===== Records provided =====

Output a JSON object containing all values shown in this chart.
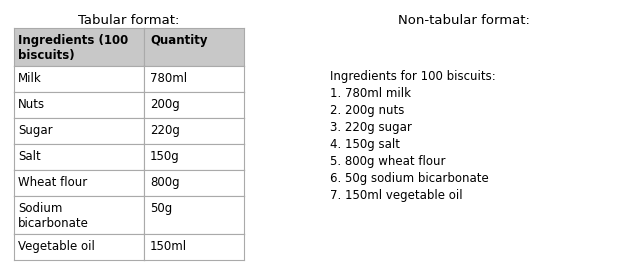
{
  "tabular_title": "Tabular format:",
  "non_tabular_title": "Non-tabular format:",
  "col_headers": [
    "Ingredients (100\nbiscuits)",
    "Quantity"
  ],
  "rows": [
    [
      "Milk",
      "780ml"
    ],
    [
      "Nuts",
      "200g"
    ],
    [
      "Sugar",
      "220g"
    ],
    [
      "Salt",
      "150g"
    ],
    [
      "Wheat flour",
      "800g"
    ],
    [
      "Sodium\nbicarbonate",
      "50g"
    ],
    [
      "Vegetable oil",
      "150ml"
    ]
  ],
  "non_tabular_intro": "Ingredients for 100 biscuits:",
  "non_tabular_items": [
    "1. 780ml milk",
    "2. 200g nuts",
    "3. 220g sugar",
    "4. 150g salt",
    "5. 800g wheat flour",
    "6. 50g sodium bicarbonate",
    "7. 150ml vegetable oil"
  ],
  "header_bg": "#c8c8c8",
  "border_color": "#aaaaaa",
  "font_size": 8.5,
  "title_font_size": 9.5,
  "background_color": "#ffffff",
  "fig_width": 6.19,
  "fig_height": 2.8,
  "dpi": 100
}
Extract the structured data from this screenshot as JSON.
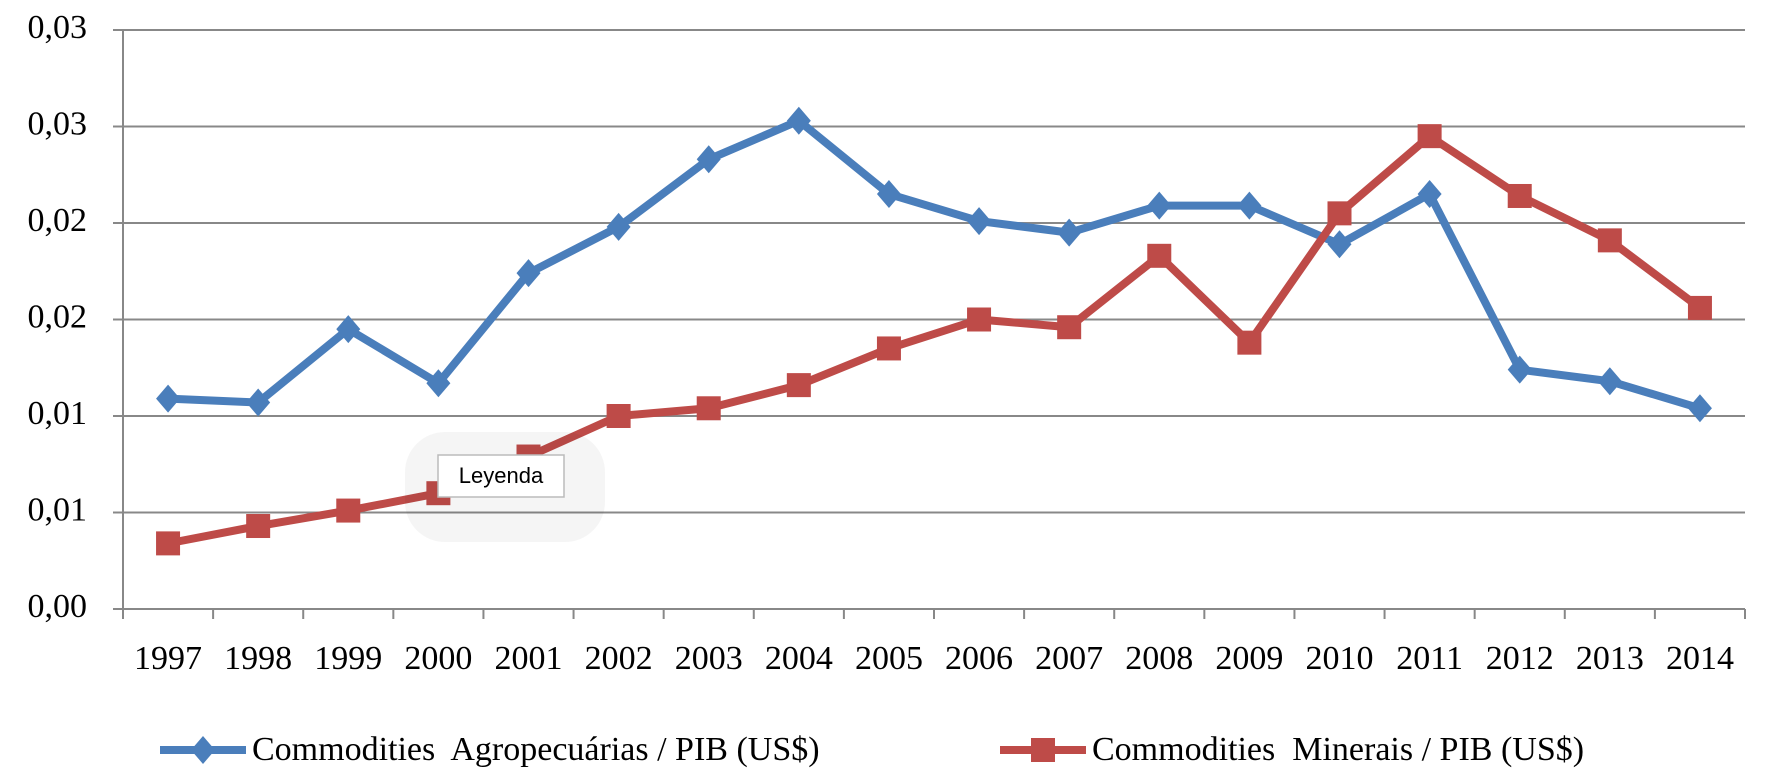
{
  "chart_data": {
    "type": "line",
    "categories": [
      "1997",
      "1998",
      "1999",
      "2000",
      "2001",
      "2002",
      "2003",
      "2004",
      "2005",
      "2006",
      "2007",
      "2008",
      "2009",
      "2010",
      "2011",
      "2012",
      "2013",
      "2014"
    ],
    "series": [
      {
        "name": "Commodities  Agropecuárias / PIB (US$)",
        "color": "#4a7ebb",
        "marker": "diamond",
        "values": [
          0.0109,
          0.0107,
          0.0145,
          0.0117,
          0.0174,
          0.0198,
          0.0233,
          0.0253,
          0.0215,
          0.0201,
          0.0195,
          0.0209,
          0.0209,
          0.0189,
          0.0215,
          0.0124,
          0.0118,
          0.0104
        ]
      },
      {
        "name": "Commodities  Minerais / PIB (US$)",
        "color": "#be4b48",
        "marker": "square",
        "values": [
          0.0034,
          0.0043,
          0.0051,
          0.006,
          0.0079,
          0.01,
          0.0104,
          0.0116,
          0.0135,
          0.015,
          0.0146,
          0.0183,
          0.0138,
          0.0205,
          0.0245,
          0.0214,
          0.0191,
          0.0156
        ]
      }
    ],
    "ylim": [
      0,
      0.03
    ],
    "yticks": [
      {
        "value": 0,
        "label": "0,00"
      },
      {
        "value": 0.005,
        "label": "0,01"
      },
      {
        "value": 0.01,
        "label": "0,01"
      },
      {
        "value": 0.015,
        "label": "0,02"
      },
      {
        "value": 0.02,
        "label": "0,02"
      },
      {
        "value": 0.025,
        "label": "0,03"
      },
      {
        "value": 0.03,
        "label": "0,03"
      }
    ],
    "grid": true,
    "legend": "bottom",
    "tooltip": "Leyenda"
  }
}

=====

Written exercise ▸
All entries are to be retyped exactly. Omit any embedded images.

Answer to this task ▸
Output a JSON object containing all values shown in this chart.
{
  "tabular_title": "Tabular format:",
  "non_tabular_title": "Non-tabular format:",
  "col_headers": [
    "Ingredients (100\nbiscuits)",
    "Quantity"
  ],
  "rows": [
    [
      "Milk",
      "780ml"
    ],
    [
      "Nuts",
      "200g"
    ],
    [
      "Sugar",
      "220g"
    ],
    [
      "Salt",
      "150g"
    ],
    [
      "Wheat flour",
      "800g"
    ],
    [
      "Sodium\nbicarbonate",
      "50g"
    ],
    [
      "Vegetable oil",
      "150ml"
    ]
  ],
  "non_tabular_intro": "Ingredients for 100 biscuits:",
  "non_tabular_items": [
    "1. 780ml milk",
    "2. 200g nuts",
    "3. 220g sugar",
    "4. 150g salt",
    "5. 800g wheat flour",
    "6. 50g sodium bicarbonate",
    "7. 150ml vegetable oil"
  ],
  "header_bg": "#c8c8c8",
  "border_color": "#aaaaaa",
  "font_size": 8.5,
  "title_font_size": 9.5,
  "background_color": "#ffffff",
  "fig_width": 6.19,
  "fig_height": 2.8,
  "dpi": 100
}
Extract the structured data from this screenshot as JSON.
{
  "chart_data": {
    "type": "line",
    "categories": [
      "1997",
      "1998",
      "1999",
      "2000",
      "2001",
      "2002",
      "2003",
      "2004",
      "2005",
      "2006",
      "2007",
      "2008",
      "2009",
      "2010",
      "2011",
      "2012",
      "2013",
      "2014"
    ],
    "series": [
      {
        "name": "Commodities  Agropecuárias / PIB (US$)",
        "color": "#4a7ebb",
        "marker": "diamond",
        "values": [
          0.0109,
          0.0107,
          0.0145,
          0.0117,
          0.0174,
          0.0198,
          0.0233,
          0.0253,
          0.0215,
          0.0201,
          0.0195,
          0.0209,
          0.0209,
          0.0189,
          0.0215,
          0.0124,
          0.0118,
          0.0104
        ]
      },
      {
        "name": "Commodities  Minerais / PIB (US$)",
        "color": "#be4b48",
        "marker": "square",
        "values": [
          0.0034,
          0.0043,
          0.0051,
          0.006,
          0.0079,
          0.01,
          0.0104,
          0.0116,
          0.0135,
          0.015,
          0.0146,
          0.0183,
          0.0138,
          0.0205,
          0.0245,
          0.0214,
          0.0191,
          0.0156
        ]
      }
    ],
    "ylim": [
      0,
      0.03
    ],
    "yticks": [
      {
        "value": 0,
        "label": "0,00"
      },
      {
        "value": 0.005,
        "label": "0,01"
      },
      {
        "value": 0.01,
        "label": "0,01"
      },
      {
        "value": 0.015,
        "label": "0,02"
      },
      {
        "value": 0.02,
        "label": "0,02"
      },
      {
        "value": 0.025,
        "label": "0,03"
      },
      {
        "value": 0.03,
        "label": "0,03"
      }
    ],
    "grid": true,
    "legend": "bottom",
    "tooltip": "Leyenda"
  }
}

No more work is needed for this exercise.